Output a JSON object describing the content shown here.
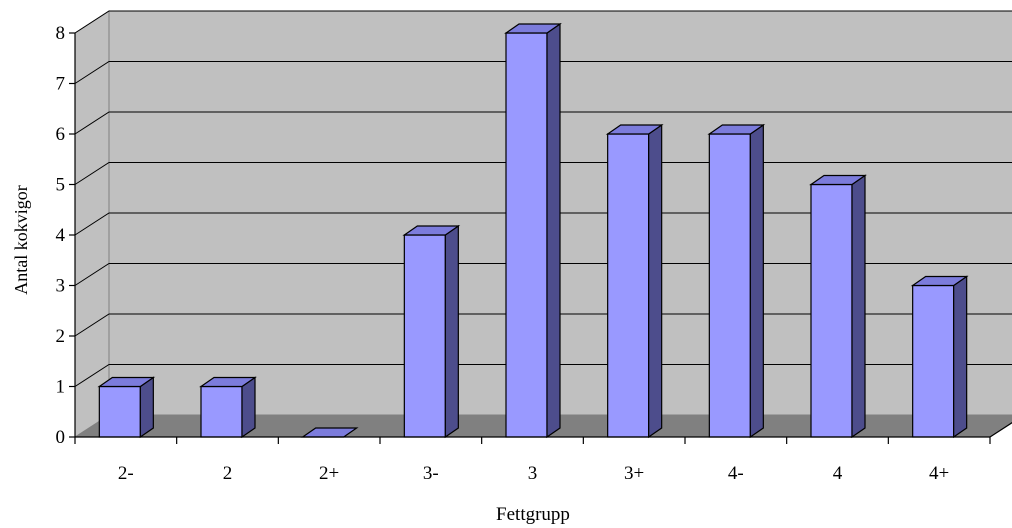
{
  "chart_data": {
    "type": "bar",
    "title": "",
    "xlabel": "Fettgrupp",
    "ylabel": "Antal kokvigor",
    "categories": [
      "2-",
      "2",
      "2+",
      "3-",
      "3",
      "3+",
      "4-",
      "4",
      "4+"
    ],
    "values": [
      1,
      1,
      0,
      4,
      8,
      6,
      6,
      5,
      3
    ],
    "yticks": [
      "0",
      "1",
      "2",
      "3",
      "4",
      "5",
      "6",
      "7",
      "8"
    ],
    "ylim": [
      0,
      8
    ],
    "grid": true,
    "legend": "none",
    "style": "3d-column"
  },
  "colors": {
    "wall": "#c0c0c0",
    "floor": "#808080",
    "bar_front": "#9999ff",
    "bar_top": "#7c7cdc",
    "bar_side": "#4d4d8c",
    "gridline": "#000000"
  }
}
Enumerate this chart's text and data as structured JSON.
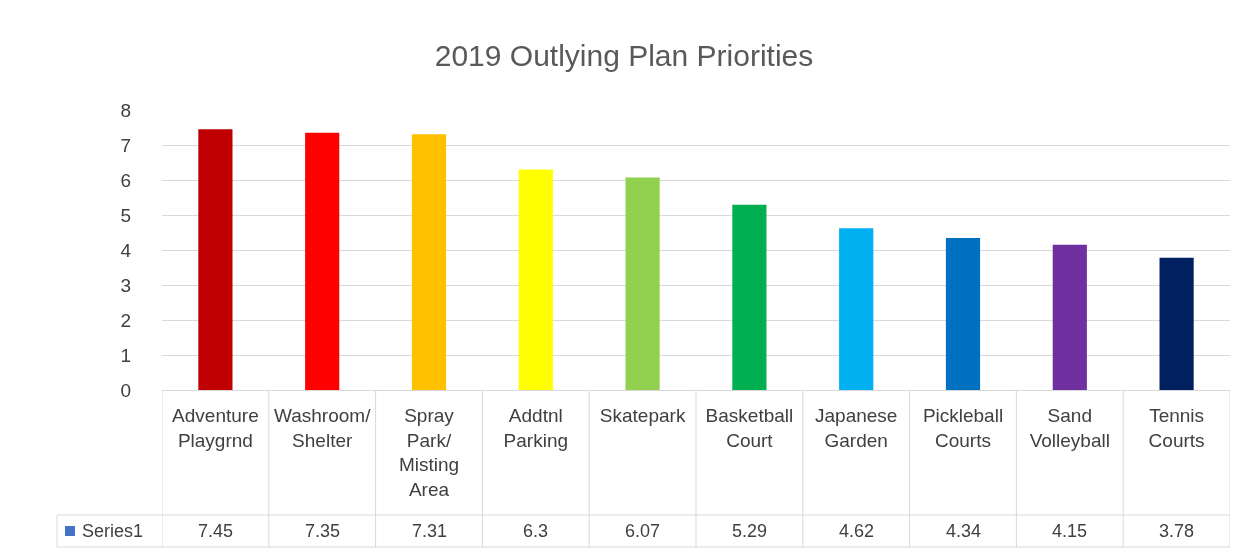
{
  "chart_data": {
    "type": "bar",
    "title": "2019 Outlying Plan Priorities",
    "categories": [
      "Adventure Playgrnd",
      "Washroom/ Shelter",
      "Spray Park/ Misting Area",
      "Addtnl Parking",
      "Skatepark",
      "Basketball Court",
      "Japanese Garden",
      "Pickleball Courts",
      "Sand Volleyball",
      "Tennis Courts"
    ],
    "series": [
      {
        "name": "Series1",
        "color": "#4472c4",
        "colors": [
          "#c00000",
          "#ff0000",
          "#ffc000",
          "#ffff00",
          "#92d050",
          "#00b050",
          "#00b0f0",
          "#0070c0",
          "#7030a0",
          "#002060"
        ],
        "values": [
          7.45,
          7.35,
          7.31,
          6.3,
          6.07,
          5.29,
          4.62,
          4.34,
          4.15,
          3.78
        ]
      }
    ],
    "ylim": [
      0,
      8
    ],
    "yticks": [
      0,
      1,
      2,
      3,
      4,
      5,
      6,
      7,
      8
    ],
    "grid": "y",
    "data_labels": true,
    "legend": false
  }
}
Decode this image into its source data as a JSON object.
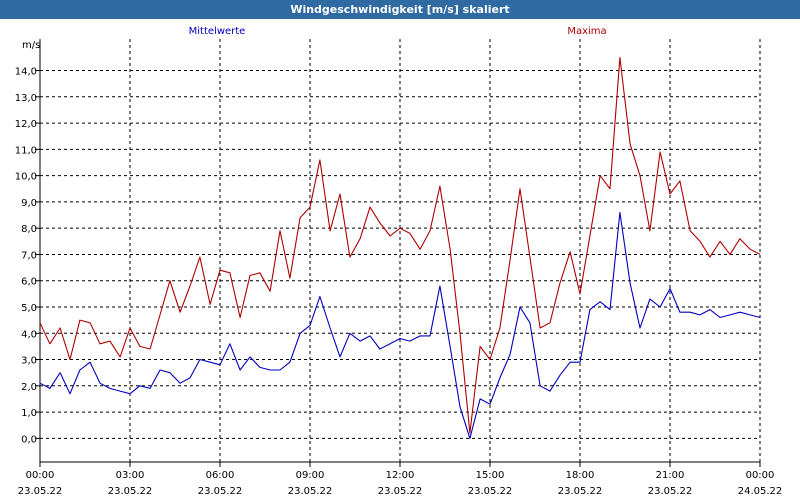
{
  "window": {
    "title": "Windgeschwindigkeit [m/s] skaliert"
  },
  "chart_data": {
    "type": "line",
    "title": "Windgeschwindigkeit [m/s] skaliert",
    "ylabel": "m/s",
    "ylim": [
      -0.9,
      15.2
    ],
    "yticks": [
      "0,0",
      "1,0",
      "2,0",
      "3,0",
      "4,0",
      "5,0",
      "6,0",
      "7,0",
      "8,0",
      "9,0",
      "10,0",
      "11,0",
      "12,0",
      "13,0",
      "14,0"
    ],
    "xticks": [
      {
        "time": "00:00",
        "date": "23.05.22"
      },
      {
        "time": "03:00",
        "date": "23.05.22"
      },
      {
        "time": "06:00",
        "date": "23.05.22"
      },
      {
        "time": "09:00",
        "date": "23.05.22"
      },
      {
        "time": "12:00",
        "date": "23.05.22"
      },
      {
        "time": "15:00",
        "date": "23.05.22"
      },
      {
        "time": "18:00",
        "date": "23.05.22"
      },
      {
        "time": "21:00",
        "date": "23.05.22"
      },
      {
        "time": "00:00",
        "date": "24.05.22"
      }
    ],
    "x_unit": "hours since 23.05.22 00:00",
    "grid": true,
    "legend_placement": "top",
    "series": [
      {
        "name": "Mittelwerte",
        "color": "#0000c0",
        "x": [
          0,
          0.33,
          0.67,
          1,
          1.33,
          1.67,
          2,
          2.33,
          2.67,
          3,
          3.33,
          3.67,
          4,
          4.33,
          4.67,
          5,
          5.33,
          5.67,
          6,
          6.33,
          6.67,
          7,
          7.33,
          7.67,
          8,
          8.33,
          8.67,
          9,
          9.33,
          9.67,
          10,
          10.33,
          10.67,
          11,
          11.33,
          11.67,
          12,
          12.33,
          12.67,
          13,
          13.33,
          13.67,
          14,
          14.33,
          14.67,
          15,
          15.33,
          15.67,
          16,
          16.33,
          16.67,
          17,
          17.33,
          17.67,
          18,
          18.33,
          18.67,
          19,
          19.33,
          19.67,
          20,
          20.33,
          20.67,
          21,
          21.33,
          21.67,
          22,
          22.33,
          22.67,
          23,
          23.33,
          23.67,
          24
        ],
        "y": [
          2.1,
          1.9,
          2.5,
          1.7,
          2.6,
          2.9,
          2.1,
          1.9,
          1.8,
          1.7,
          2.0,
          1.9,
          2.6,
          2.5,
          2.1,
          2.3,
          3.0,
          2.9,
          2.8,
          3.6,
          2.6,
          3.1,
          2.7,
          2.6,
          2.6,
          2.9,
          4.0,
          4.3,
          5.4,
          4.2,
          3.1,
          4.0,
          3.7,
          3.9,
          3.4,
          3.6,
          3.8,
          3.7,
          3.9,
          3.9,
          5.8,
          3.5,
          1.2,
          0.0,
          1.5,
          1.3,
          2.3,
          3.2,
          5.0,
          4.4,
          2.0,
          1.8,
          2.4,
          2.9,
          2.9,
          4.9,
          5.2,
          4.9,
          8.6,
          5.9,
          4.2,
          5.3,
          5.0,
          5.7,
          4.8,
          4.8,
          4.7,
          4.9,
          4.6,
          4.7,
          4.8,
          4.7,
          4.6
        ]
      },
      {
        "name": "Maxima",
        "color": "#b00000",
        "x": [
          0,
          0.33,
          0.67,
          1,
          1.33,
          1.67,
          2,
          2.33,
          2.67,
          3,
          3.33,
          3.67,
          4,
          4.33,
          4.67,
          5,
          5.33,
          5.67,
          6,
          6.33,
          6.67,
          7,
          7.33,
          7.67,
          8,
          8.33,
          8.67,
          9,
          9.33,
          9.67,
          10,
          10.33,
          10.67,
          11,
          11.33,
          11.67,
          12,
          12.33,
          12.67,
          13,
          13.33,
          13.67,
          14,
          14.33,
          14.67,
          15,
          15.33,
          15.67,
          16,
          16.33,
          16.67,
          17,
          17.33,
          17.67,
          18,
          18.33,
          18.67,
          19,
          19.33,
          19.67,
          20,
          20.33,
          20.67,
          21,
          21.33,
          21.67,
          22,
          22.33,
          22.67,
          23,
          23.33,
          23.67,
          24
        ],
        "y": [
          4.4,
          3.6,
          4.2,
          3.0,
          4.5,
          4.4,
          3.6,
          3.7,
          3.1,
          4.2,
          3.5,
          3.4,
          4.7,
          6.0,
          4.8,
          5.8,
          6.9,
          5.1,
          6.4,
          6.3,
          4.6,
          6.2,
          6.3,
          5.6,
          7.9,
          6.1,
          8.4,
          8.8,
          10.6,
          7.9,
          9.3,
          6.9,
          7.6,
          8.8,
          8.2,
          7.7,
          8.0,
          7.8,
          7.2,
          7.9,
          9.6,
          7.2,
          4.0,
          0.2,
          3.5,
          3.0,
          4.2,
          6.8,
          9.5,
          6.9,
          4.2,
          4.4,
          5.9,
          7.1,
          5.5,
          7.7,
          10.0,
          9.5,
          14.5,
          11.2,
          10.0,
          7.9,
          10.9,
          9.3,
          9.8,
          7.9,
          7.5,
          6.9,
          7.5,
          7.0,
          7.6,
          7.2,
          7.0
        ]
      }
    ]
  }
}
################
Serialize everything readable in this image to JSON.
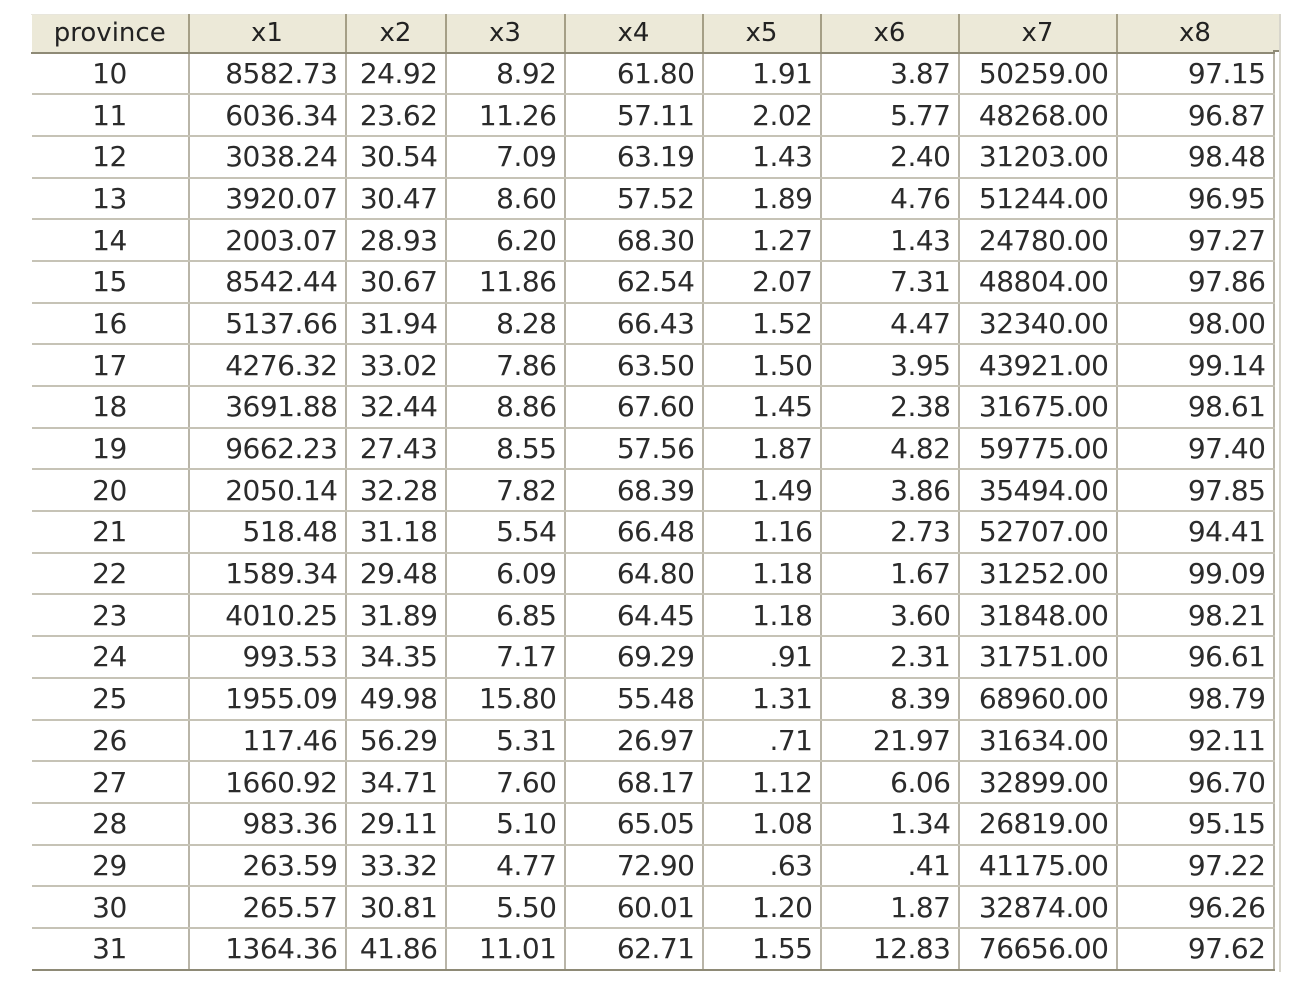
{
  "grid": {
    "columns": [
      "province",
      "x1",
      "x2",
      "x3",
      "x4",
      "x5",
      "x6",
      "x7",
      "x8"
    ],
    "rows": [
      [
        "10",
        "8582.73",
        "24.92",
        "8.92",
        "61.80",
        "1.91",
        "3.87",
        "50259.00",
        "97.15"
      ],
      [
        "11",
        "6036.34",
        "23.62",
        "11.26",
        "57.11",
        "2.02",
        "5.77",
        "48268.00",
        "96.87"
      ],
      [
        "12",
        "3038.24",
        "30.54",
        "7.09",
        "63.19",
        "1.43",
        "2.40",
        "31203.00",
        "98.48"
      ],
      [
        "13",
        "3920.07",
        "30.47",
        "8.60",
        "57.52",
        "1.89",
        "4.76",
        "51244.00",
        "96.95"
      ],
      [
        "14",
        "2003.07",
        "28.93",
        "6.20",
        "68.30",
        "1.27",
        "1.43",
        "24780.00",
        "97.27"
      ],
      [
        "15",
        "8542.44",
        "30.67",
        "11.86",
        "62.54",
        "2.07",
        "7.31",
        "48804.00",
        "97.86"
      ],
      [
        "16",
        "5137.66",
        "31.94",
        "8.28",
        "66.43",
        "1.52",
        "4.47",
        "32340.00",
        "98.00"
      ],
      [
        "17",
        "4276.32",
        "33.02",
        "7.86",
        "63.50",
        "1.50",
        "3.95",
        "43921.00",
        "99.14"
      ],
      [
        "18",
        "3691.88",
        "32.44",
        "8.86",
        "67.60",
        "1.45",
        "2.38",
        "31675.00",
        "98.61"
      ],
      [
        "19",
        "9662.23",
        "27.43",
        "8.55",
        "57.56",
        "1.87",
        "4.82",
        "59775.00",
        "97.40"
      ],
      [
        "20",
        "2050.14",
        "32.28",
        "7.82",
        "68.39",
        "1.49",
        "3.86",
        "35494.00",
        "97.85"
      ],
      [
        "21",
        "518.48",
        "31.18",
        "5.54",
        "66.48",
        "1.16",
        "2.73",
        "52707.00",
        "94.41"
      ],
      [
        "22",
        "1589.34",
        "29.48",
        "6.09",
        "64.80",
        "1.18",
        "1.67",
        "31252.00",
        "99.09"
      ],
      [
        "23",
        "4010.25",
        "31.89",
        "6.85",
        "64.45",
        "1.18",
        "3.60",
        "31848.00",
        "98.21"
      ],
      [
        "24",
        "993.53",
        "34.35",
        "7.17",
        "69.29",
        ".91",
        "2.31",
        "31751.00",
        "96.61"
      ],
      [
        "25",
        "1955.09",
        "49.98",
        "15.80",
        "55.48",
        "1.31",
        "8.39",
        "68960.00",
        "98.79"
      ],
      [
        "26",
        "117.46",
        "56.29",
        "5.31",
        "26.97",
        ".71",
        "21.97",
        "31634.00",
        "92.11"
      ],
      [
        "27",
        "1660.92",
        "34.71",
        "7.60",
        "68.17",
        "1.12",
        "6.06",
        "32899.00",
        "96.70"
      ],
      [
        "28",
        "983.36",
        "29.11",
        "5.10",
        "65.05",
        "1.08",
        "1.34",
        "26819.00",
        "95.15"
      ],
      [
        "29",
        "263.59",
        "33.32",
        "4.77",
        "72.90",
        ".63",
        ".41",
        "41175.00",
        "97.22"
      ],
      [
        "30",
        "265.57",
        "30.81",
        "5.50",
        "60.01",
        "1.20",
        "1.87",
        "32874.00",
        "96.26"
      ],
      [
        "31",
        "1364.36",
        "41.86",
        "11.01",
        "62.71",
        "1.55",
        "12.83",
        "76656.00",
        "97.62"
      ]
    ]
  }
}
################
• **Given instruction**
Collect from the data above every line that includes "object".

• **Result for this task**
Output a JSON object describing the content shown here.
Decode this image into its source data as a JSON object.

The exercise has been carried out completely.